WHAT THE EXERCISE ASKS: Each line of the listing must be transcribed exactly, except for the images, which should be excluded.

Items from a data source:
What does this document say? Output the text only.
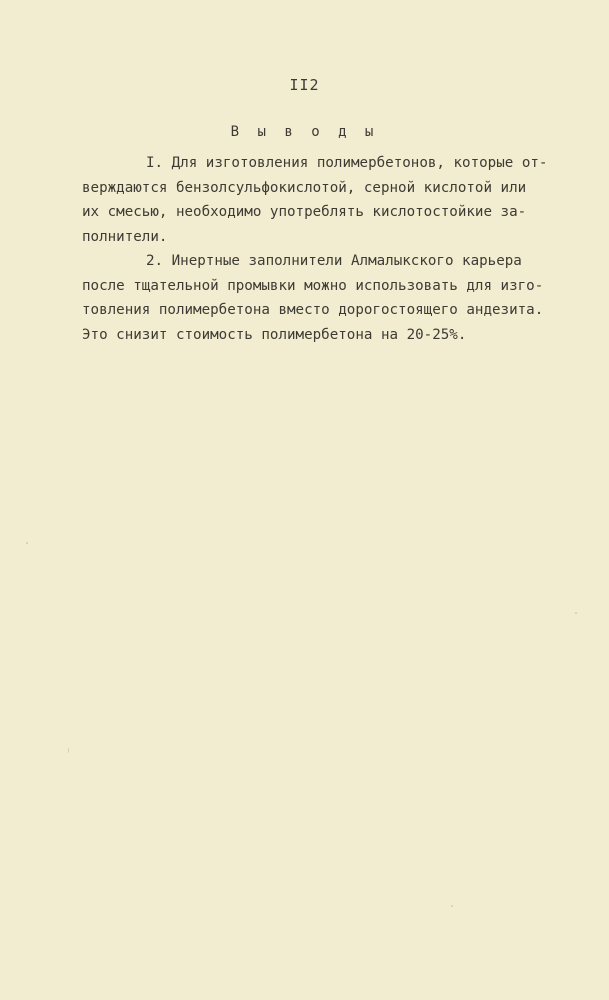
II2
В ы в о д ы
I. Для изготовления полимербетонов, которые от-
верждаются бензолсульфокислотой, серной кислотой или
их смесью, необходимо употреблять кислотостойкие за-
полнители.
2. Инертные заполнители Алмалыкского карьера
после тщательной промывки можно использовать для изго-
товления полимербетона вместо дорогостоящего андезита.
Это снизит стоимость полимербетона на 20-25%.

OUTPUT:
What does this document say? Output the text only.
II2
В ы в о д ы
I. Для изготовления полимербетонов, которые от-
верждаются бензолсульфокислотой, серной кислотой или
их смесью, необходимо употреблять кислотостойкие за-
полнители.
2. Инертные заполнители Алмалыкского карьера
после тщательной промывки можно использовать для изго-
товления полимербетона вместо дорогостоящего андезита.
Это снизит стоимость полимербетона на 20-25%.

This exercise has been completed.